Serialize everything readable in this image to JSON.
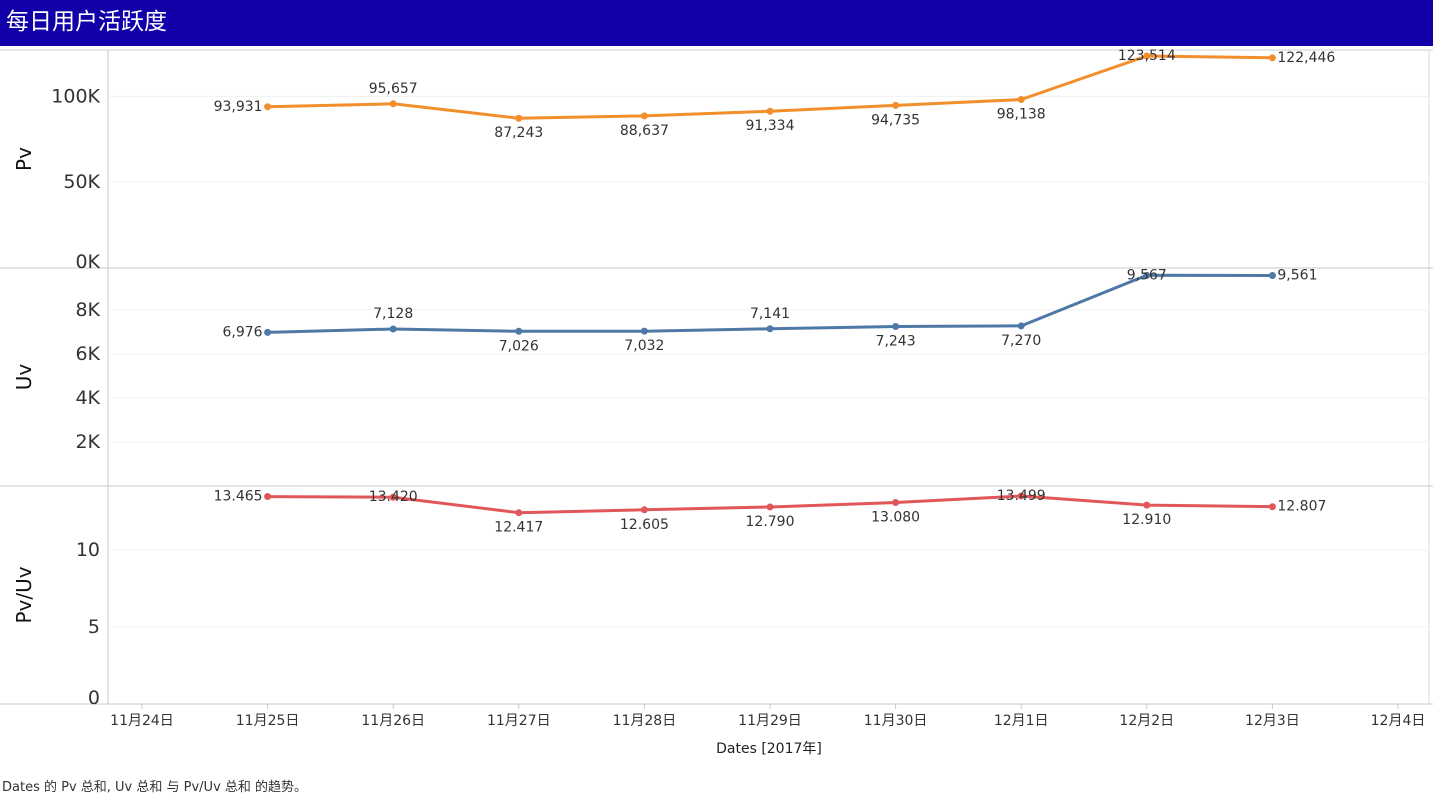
{
  "title": "每日用户活跃度",
  "caption": "Dates 的 Pv 总和, Uv 总和 与 Pv/Uv 总和 的趋势。",
  "colors": {
    "header_bg": "#1200a8",
    "pv": "#f28e2b",
    "uv": "#4e79a7",
    "pvuv": "#e15759"
  },
  "chart_data": {
    "type": "line",
    "x": [
      "2017-11-25",
      "2017-11-26",
      "2017-11-27",
      "2017-11-28",
      "2017-11-29",
      "2017-11-30",
      "2017-12-01",
      "2017-12-02",
      "2017-12-03"
    ],
    "x_range": [
      "2017-11-24",
      "2017-12-04"
    ],
    "x_tick_labels": [
      "11月24日",
      "11月25日",
      "11月26日",
      "11月27日",
      "11月28日",
      "11月29日",
      "11月30日",
      "12月1日",
      "12月2日",
      "12月3日",
      "12月4日"
    ],
    "xlabel": "Dates [2017年]",
    "grid": true,
    "panels": [
      {
        "ylabel": "Pv",
        "ylim": [
          0,
          127000
        ],
        "yticks": [
          0,
          50000,
          100000
        ],
        "ytick_labels": [
          "0K",
          "50K",
          "100K"
        ],
        "color": "#f28e2b",
        "values": [
          93931,
          95657,
          87243,
          88637,
          91334,
          94735,
          98138,
          123514,
          122446
        ],
        "labels": [
          "93,931",
          "95,657",
          "87,243",
          "88,637",
          "91,334",
          "94,735",
          "98,138",
          "123,514",
          "122,446"
        ],
        "label_pos": [
          "left",
          "above",
          "below",
          "below",
          "below",
          "below",
          "below",
          "center",
          "right"
        ]
      },
      {
        "ylabel": "Uv",
        "ylim": [
          0,
          9900
        ],
        "yticks": [
          2000,
          4000,
          6000,
          8000
        ],
        "ytick_labels": [
          "2K",
          "4K",
          "6K",
          "8K"
        ],
        "color": "#4e79a7",
        "values": [
          6976,
          7128,
          7026,
          7032,
          7141,
          7243,
          7270,
          9567,
          9561
        ],
        "labels": [
          "6,976",
          "7,128",
          "7,026",
          "7,032",
          "7,141",
          "7,243",
          "7,270",
          "9,567",
          "9,561"
        ],
        "label_pos": [
          "left",
          "above",
          "below",
          "below",
          "above",
          "below",
          "below",
          "center",
          "right"
        ]
      },
      {
        "ylabel": "Pv/Uv",
        "ylim": [
          0,
          14.15
        ],
        "yticks": [
          0,
          5,
          10
        ],
        "ytick_labels": [
          "0",
          "5",
          "10"
        ],
        "color": "#e15759",
        "values": [
          13.465,
          13.42,
          12.417,
          12.605,
          12.79,
          13.08,
          13.499,
          12.91,
          12.807
        ],
        "labels": [
          "13.465",
          "13.420",
          "12.417",
          "12.605",
          "12.790",
          "13.080",
          "13.499",
          "12.910",
          "12.807"
        ],
        "label_pos": [
          "left",
          "center",
          "below",
          "below",
          "below",
          "below",
          "center",
          "below",
          "right"
        ]
      }
    ]
  }
}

WORK REQUIRED: Omit each picture, then return all of the listing exactly as it stands.

RESULT FOR THIS TASK:
Serialize everything readable in this image to JSON.
{
  "title": "每日用户活跃度",
  "caption": "Dates 的 Pv 总和, Uv 总和 与 Pv/Uv 总和 的趋势。",
  "colors": {
    "header_bg": "#1200a8",
    "pv": "#f28e2b",
    "uv": "#4e79a7",
    "pvuv": "#e15759"
  },
  "chart_data": {
    "type": "line",
    "x": [
      "2017-11-25",
      "2017-11-26",
      "2017-11-27",
      "2017-11-28",
      "2017-11-29",
      "2017-11-30",
      "2017-12-01",
      "2017-12-02",
      "2017-12-03"
    ],
    "x_range": [
      "2017-11-24",
      "2017-12-04"
    ],
    "x_tick_labels": [
      "11月24日",
      "11月25日",
      "11月26日",
      "11月27日",
      "11月28日",
      "11月29日",
      "11月30日",
      "12月1日",
      "12月2日",
      "12月3日",
      "12月4日"
    ],
    "xlabel": "Dates [2017年]",
    "grid": true,
    "panels": [
      {
        "ylabel": "Pv",
        "ylim": [
          0,
          127000
        ],
        "yticks": [
          0,
          50000,
          100000
        ],
        "ytick_labels": [
          "0K",
          "50K",
          "100K"
        ],
        "color": "#f28e2b",
        "values": [
          93931,
          95657,
          87243,
          88637,
          91334,
          94735,
          98138,
          123514,
          122446
        ],
        "labels": [
          "93,931",
          "95,657",
          "87,243",
          "88,637",
          "91,334",
          "94,735",
          "98,138",
          "123,514",
          "122,446"
        ],
        "label_pos": [
          "left",
          "above",
          "below",
          "below",
          "below",
          "below",
          "below",
          "center",
          "right"
        ]
      },
      {
        "ylabel": "Uv",
        "ylim": [
          0,
          9900
        ],
        "yticks": [
          2000,
          4000,
          6000,
          8000
        ],
        "ytick_labels": [
          "2K",
          "4K",
          "6K",
          "8K"
        ],
        "color": "#4e79a7",
        "values": [
          6976,
          7128,
          7026,
          7032,
          7141,
          7243,
          7270,
          9567,
          9561
        ],
        "labels": [
          "6,976",
          "7,128",
          "7,026",
          "7,032",
          "7,141",
          "7,243",
          "7,270",
          "9,567",
          "9,561"
        ],
        "label_pos": [
          "left",
          "above",
          "below",
          "below",
          "above",
          "below",
          "below",
          "center",
          "right"
        ]
      },
      {
        "ylabel": "Pv/Uv",
        "ylim": [
          0,
          14.15
        ],
        "yticks": [
          0,
          5,
          10
        ],
        "ytick_labels": [
          "0",
          "5",
          "10"
        ],
        "color": "#e15759",
        "values": [
          13.465,
          13.42,
          12.417,
          12.605,
          12.79,
          13.08,
          13.499,
          12.91,
          12.807
        ],
        "labels": [
          "13.465",
          "13.420",
          "12.417",
          "12.605",
          "12.790",
          "13.080",
          "13.499",
          "12.910",
          "12.807"
        ],
        "label_pos": [
          "left",
          "center",
          "below",
          "below",
          "below",
          "below",
          "center",
          "below",
          "right"
        ]
      }
    ]
  }
}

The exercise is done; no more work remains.